▶ Task objective
Show, in full, each line of the data that contains "постановлению".

▶ Extracted records
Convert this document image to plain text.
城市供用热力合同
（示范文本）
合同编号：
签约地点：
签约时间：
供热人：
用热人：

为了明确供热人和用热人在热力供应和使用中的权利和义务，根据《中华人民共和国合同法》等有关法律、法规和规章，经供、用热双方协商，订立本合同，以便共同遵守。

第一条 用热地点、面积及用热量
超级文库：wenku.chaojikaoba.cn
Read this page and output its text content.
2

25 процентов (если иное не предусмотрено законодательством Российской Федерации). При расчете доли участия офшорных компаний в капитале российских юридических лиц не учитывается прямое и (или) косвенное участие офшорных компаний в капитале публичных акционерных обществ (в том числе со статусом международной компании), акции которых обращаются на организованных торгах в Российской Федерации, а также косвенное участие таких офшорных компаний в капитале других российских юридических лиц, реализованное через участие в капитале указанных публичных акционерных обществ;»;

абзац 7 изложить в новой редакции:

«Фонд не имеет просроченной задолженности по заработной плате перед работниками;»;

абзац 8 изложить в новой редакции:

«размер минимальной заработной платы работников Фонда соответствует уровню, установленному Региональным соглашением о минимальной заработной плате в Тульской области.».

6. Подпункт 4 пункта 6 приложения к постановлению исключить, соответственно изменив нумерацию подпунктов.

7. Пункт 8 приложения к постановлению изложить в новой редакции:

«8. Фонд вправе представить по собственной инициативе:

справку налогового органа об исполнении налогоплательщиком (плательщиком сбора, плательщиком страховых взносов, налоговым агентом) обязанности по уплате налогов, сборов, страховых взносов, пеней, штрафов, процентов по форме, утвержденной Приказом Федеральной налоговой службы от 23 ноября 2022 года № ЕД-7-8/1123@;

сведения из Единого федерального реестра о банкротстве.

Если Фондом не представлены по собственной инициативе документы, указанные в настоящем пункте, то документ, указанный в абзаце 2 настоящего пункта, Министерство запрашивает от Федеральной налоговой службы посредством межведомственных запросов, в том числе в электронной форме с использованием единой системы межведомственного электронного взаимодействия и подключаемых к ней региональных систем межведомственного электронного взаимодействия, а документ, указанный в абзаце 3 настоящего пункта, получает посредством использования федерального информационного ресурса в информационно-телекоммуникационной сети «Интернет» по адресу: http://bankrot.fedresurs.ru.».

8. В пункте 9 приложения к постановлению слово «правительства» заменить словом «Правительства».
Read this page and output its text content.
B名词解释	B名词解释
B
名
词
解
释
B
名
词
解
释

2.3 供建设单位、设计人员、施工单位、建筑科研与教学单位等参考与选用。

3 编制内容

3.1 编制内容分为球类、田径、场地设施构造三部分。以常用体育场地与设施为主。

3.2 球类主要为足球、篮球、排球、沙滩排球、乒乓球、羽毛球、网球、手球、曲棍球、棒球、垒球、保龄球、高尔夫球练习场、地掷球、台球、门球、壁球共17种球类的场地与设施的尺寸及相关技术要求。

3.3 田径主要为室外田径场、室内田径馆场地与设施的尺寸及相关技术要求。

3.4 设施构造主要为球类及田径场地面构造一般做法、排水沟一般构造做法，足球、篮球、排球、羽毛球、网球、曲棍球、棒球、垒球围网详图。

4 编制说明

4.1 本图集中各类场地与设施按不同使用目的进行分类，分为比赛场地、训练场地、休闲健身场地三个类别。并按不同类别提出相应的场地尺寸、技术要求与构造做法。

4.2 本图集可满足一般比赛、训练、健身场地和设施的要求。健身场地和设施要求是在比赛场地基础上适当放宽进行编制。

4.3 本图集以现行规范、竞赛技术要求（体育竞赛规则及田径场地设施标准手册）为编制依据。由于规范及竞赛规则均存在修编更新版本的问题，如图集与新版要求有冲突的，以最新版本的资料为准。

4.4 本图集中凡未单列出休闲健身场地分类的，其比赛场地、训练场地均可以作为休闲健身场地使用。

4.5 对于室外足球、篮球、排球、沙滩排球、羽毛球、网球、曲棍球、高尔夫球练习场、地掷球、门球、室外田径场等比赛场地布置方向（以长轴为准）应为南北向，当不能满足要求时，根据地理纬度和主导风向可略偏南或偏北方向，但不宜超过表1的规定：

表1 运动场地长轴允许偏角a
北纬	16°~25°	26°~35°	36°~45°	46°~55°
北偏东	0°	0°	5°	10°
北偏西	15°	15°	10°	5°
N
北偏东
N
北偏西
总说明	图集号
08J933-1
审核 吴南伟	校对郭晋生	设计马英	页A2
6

▶ Complete answer
6. Подпункт 4 пункта 6 приложения к постановлению исключить, соответственно изменив нумерацию подпунктов.
7. Пункт 8 приложения к постановлению изложить в новой редакции:
8. В пункте 9 приложения к постановлению слово «правительства» заменить словом «Правительства».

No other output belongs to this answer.